- **THE TASK**:
Would you restate all the data that follows, word for word?

--- DATA EXCERPTS ---

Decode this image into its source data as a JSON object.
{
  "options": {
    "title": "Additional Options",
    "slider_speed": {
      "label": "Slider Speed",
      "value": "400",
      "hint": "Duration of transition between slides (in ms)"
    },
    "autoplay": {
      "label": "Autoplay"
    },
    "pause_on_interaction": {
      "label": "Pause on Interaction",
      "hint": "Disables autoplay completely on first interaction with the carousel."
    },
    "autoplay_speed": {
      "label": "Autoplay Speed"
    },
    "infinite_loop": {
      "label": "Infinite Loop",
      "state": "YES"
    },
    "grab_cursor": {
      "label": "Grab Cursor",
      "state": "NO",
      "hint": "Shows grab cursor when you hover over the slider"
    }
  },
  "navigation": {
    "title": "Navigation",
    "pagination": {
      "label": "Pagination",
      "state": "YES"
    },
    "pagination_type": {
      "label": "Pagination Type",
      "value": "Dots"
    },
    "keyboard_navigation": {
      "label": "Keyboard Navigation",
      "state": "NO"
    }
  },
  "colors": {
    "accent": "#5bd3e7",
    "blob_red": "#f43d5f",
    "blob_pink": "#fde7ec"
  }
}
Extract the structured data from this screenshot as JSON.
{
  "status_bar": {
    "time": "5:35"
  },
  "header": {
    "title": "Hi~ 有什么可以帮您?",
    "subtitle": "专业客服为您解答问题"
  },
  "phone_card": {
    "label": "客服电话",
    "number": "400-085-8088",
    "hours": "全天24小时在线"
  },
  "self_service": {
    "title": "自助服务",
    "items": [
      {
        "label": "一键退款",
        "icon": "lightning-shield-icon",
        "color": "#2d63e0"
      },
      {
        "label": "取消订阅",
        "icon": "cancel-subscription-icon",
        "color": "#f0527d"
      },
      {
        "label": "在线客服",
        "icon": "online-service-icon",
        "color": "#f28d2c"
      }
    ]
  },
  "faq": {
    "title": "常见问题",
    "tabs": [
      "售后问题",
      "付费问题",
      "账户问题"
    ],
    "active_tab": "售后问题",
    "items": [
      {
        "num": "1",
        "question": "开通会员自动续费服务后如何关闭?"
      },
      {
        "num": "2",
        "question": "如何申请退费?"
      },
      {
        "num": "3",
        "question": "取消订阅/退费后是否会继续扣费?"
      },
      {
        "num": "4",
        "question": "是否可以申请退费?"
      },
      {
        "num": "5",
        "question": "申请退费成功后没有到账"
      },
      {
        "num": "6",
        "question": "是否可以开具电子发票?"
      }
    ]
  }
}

---

- **EXERCISE SOLUTION**:
Decode this image into its source data as a JSON object.
{
  "options": {
    "title": "Additional Options",
    "slider_speed": {
      "label": "Slider Speed",
      "value": "400",
      "hint": "Duration of transition between slides (in ms)"
    },
    "autoplay": {
      "label": "Autoplay"
    },
    "pause_on_interaction": {
      "label": "Pause on Interaction",
      "hint": "Disables autoplay completely on first interaction with the carousel."
    },
    "autoplay_speed": {
      "label": "Autoplay Speed"
    },
    "infinite_loop": {
      "label": "Infinite Loop",
      "state": "YES"
    },
    "grab_cursor": {
      "label": "Grab Cursor",
      "state": "NO",
      "hint": "Shows grab cursor when you hover over the slider"
    }
  },
  "navigation": {
    "title": "Navigation",
    "pagination": {
      "label": "Pagination",
      "state": "YES"
    },
    "pagination_type": {
      "label": "Pagination Type",
      "value": "Dots"
    },
    "keyboard_navigation": {
      "label": "Keyboard Navigation",
      "state": "NO"
    }
  },
  "colors": {
    "accent": "#5bd3e7",
    "blob_red": "#f43d5f",
    "blob_pink": "#fde7ec"
  }
}
Extract the structured data from this screenshot as JSON.
{
  "status_bar": {
    "time": "5:35"
  },
  "header": {
    "title": "Hi~ 有什么可以帮您?",
    "subtitle": "专业客服为您解答问题"
  },
  "phone_card": {
    "label": "客服电话",
    "number": "400-085-8088",
    "hours": "全天24小时在线"
  },
  "self_service": {
    "title": "自助服务",
    "items": [
      {
        "label": "一键退款",
        "icon": "lightning-shield-icon",
        "color": "#2d63e0"
      },
      {
        "label": "取消订阅",
        "icon": "cancel-subscription-icon",
        "color": "#f0527d"
      },
      {
        "label": "在线客服",
        "icon": "online-service-icon",
        "color": "#f28d2c"
      }
    ]
  },
  "faq": {
    "title": "常见问题",
    "tabs": [
      "售后问题",
      "付费问题",
      "账户问题"
    ],
    "active_tab": "售后问题",
    "items": [
      {
        "num": "1",
        "question": "开通会员自动续费服务后如何关闭?"
      },
      {
        "num": "2",
        "question": "如何申请退费?"
      },
      {
        "num": "3",
        "question": "取消订阅/退费后是否会继续扣费?"
      },
      {
        "num": "4",
        "question": "是否可以申请退费?"
      },
      {
        "num": "5",
        "question": "申请退费成功后没有到账"
      },
      {
        "num": "6",
        "question": "是否可以开具电子发票?"
      }
    ]
  }
}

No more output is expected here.